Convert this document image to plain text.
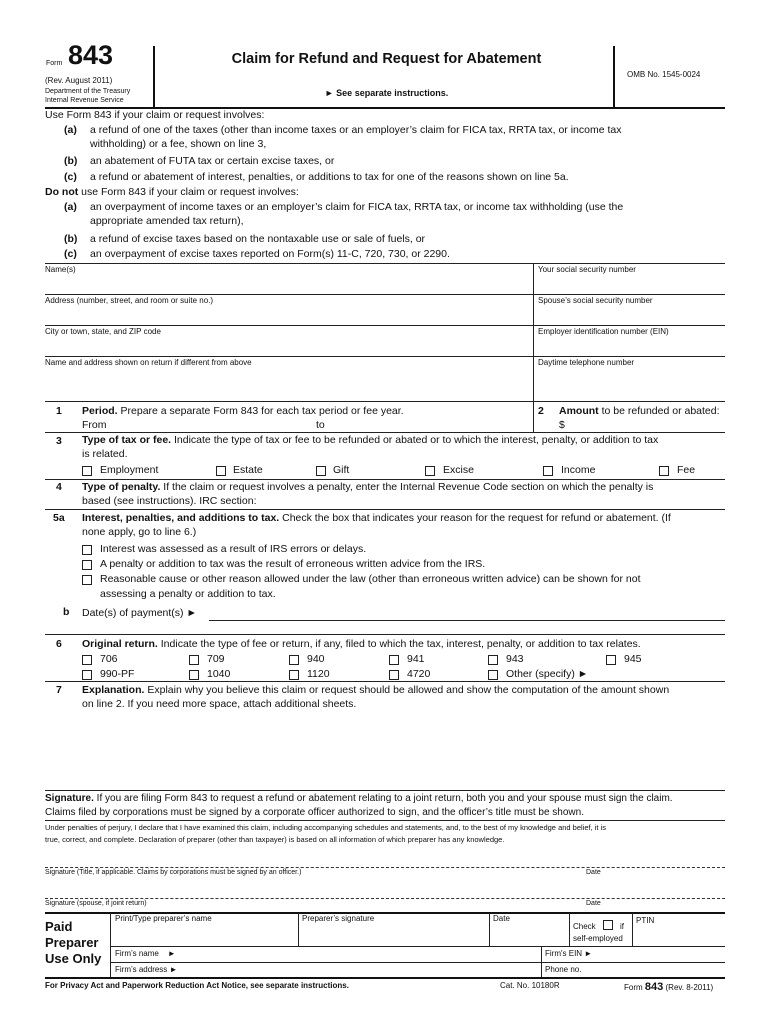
Form 843
(Rev. August 2011)
Department of the Treasury
Internal Revenue Service
Claim for Refund and Request for Abatement
► See separate instructions.
OMB No. 1545-0024
Use Form 843 if your claim or request involves:
(a) a refund of one of the taxes (other than income taxes or an employer’s claim for FICA tax, RRTA tax, or income tax
withholding) or a fee, shown on line 3,
(b) an abatement of FUTA tax or certain excise taxes, or
(c) a refund or abatement of interest, penalties, or additions to tax for one of the reasons shown on line 5a.
Do not use Form 843 if your claim or request involves:
(a) an overpayment of income taxes or an employer’s claim for FICA tax, RRTA tax, or income tax withholding (use the
appropriate amended tax return),
(b) a refund of excise taxes based on the nontaxable use or sale of fuels, or
(c) an overpayment of excise taxes reported on Form(s) 11-C, 720, 730, or 2290.
Name(s)	Your social security number
Address (number, street, and room or suite no.)	Spouse’s social security number
City or town, state, and ZIP code	Employer identification number (EIN)
Name and address shown on return if different from above	Daytime telephone number
1 Period. Prepare a separate Form 843 for each tax period or fee year.
From	to
2 Amount to be refunded or abated:
$
3 Type of tax or fee. Indicate the type of tax or fee to be refunded or abated or to which the interest, penalty, or addition to tax
is related.
Employment	Estate	Gift	Excise	Income	Fee
4 Type of penalty. If the claim or request involves a penalty, enter the Internal Revenue Code section on which the penalty is
based (see instructions). IRC section:
5a Interest, penalties, and additions to tax. Check the box that indicates your reason for the request for refund or abatement. (If
none apply, go to line 6.)
Interest was assessed as a result of IRS errors or delays.
A penalty or addition to tax was the result of erroneous written advice from the IRS.
Reasonable cause or other reason allowed under the law (other than erroneous written advice) can be shown for not
assessing a penalty or addition to tax.
b Date(s) of payment(s) ►
6 Original return. Indicate the type of fee or return, if any, filed to which the tax, interest, penalty, or addition to tax relates.
706	709	940	941	943	945
990-PF	1040	1120	4720	Other (specify) ►
7 Explanation. Explain why you believe this claim or request should be allowed and show the computation of the amount shown
on line 2. If you need more space, attach additional sheets.
Signature. If you are filing Form 843 to request a refund or abatement relating to a joint return, both you and your spouse must sign the claim.
Claims filed by corporations must be signed by a corporate officer authorized to sign, and the officer’s title must be shown.
Under penalties of perjury, I declare that I have examined this claim, including accompanying schedules and statements, and, to the best of my knowledge and belief, it is
true, correct, and complete. Declaration of preparer (other than taxpayer) is based on all information of which preparer has any knowledge.
Signature (Title, if applicable. Claims by corporations must be signed by an officer.)	Date
Signature (spouse, if joint return)	Date
Paid
Preparer
Use Only
Print/Type preparer’s name	Preparer’s signature	Date
Check	if
self-employed
PTIN
Firm’s name ►	Firm's EIN ►
Firm’s address ►	Phone no.
For Privacy Act and Paperwork Reduction Act Notice, see separate instructions.	Cat. No. 10180R	Form 843 (Rev. 8-2011)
* * * * * * * * *
### WHAT TO DO
Return the number of lines that include the word "Date", and nothing else.

### OUTPUT
4